• _SELECTED TEXT_
================

Faculty and Specializations
Dr. Jerald D. Cole, Chair (Columbia)
Networks and distributed learning systems, software evaluation, human factors, new media, mental imagery, visual literacy.
Dr. Cole has expertise in educational software evaluation, distance education, and non-traditional learning. He has served as a University Distance Learning Coordinator, and implemented online/televised teacher, trainer and developer tracks in higher education Instructional Technology programs. He also initiated and managed a blended model instructional program for teachers and trainers in an interstate partnership with several universities.
He has served in the capacities of Network Administrator, Internet Applications Developer, and Web Master. Dr. Cole has extensive experience establishing Web-presences for academic and corporate clients, including Warner Brothers Jazz Space, eLearningSpace, and viaMax. He was also Director of a New York-based information technologies training center, offering certification programs in Network Administration, Client-Server Development, and Project Management.
Dr. Larry Israelite (Arizona)
Dr. Israelite has extensive experience in designing and implementing employee development initiatives in a variety of subject areas, including leadership and management, project management, and customer service. He has significant expertise in e-learning, distance learning, and learning management system acquisition, implementation, management, and staff and budget management experience.
Vice President, Human Resources Development, Liberty Mutual Group. Formerly Director of Strategic Learning Services at Pitney Bowes; Vice President of Product Development, The Forum Corporation; General Director of Training and Development, John Hancock Financial Services; Director of Workforce Development, Oxford Health Plans; Corporate Distance Learning Manager, Digital Equipment Corporation.
Dr. Eliott Mordkowitz (Harvard)

================

• _STORED DATA_
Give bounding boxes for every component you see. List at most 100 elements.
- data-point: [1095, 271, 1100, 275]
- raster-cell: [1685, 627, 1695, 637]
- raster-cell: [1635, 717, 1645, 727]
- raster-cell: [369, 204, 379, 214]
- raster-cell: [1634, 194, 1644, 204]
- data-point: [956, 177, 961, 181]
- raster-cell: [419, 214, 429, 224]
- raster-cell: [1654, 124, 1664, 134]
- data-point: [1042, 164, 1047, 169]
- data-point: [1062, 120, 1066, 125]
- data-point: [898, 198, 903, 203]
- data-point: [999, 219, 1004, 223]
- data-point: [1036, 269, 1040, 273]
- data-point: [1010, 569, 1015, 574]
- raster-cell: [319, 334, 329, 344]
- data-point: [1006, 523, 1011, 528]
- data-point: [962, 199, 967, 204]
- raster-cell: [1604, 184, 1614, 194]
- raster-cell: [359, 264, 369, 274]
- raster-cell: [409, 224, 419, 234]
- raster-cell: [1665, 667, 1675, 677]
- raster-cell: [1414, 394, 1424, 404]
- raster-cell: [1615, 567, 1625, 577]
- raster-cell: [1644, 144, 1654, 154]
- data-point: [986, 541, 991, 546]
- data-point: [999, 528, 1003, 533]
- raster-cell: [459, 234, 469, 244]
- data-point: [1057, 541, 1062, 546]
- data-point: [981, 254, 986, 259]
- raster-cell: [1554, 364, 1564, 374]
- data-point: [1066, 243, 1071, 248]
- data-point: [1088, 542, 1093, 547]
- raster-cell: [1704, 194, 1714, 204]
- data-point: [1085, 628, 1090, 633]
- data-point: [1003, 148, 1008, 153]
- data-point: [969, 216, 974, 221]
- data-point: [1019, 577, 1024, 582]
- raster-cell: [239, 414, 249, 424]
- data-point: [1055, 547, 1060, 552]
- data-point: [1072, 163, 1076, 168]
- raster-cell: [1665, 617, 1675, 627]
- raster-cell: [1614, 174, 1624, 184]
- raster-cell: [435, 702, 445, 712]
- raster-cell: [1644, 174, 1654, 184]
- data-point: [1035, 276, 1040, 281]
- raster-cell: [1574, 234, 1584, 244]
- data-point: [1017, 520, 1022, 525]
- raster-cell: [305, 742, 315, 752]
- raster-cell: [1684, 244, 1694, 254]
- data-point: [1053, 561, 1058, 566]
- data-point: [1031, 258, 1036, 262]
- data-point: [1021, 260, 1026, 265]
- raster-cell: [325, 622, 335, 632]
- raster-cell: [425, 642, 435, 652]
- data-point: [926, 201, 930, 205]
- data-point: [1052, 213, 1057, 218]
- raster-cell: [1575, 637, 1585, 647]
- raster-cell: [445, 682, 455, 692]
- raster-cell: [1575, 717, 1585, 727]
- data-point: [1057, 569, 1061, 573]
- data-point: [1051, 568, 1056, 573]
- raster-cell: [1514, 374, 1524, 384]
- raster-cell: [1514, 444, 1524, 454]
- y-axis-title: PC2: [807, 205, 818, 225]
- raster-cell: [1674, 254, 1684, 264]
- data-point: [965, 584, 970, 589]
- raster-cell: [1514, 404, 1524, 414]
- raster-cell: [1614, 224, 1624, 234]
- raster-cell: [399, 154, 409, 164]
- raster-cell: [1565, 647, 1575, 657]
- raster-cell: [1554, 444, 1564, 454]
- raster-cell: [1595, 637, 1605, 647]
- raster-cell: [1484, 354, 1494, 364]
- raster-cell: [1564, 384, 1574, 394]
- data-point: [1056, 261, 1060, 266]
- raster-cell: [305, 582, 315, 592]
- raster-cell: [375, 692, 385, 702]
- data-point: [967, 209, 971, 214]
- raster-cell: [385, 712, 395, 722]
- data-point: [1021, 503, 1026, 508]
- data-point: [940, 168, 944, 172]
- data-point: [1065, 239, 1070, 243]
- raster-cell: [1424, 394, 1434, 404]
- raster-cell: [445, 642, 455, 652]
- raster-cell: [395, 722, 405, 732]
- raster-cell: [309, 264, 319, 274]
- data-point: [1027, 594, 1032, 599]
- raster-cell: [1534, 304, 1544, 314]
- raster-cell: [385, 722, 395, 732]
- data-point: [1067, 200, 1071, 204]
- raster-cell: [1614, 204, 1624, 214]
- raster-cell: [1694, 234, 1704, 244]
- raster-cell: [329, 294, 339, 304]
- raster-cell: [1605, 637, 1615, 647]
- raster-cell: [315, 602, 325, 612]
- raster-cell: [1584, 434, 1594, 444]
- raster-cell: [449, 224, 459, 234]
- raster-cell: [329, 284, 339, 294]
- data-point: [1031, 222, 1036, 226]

================

Answer these from the faculty text:
(a) Which university appears in parentheses after Dr. Jerald D. Cole's name?
(b) What kind of center did Dr. Cole direct, and where was it based?
(c) What is Dr. Larry Israelite's title at Liberty Mutual Group?

(a) Columbia
(b) An information technologies training center based in New York
(c) Vice President, Human Resources Development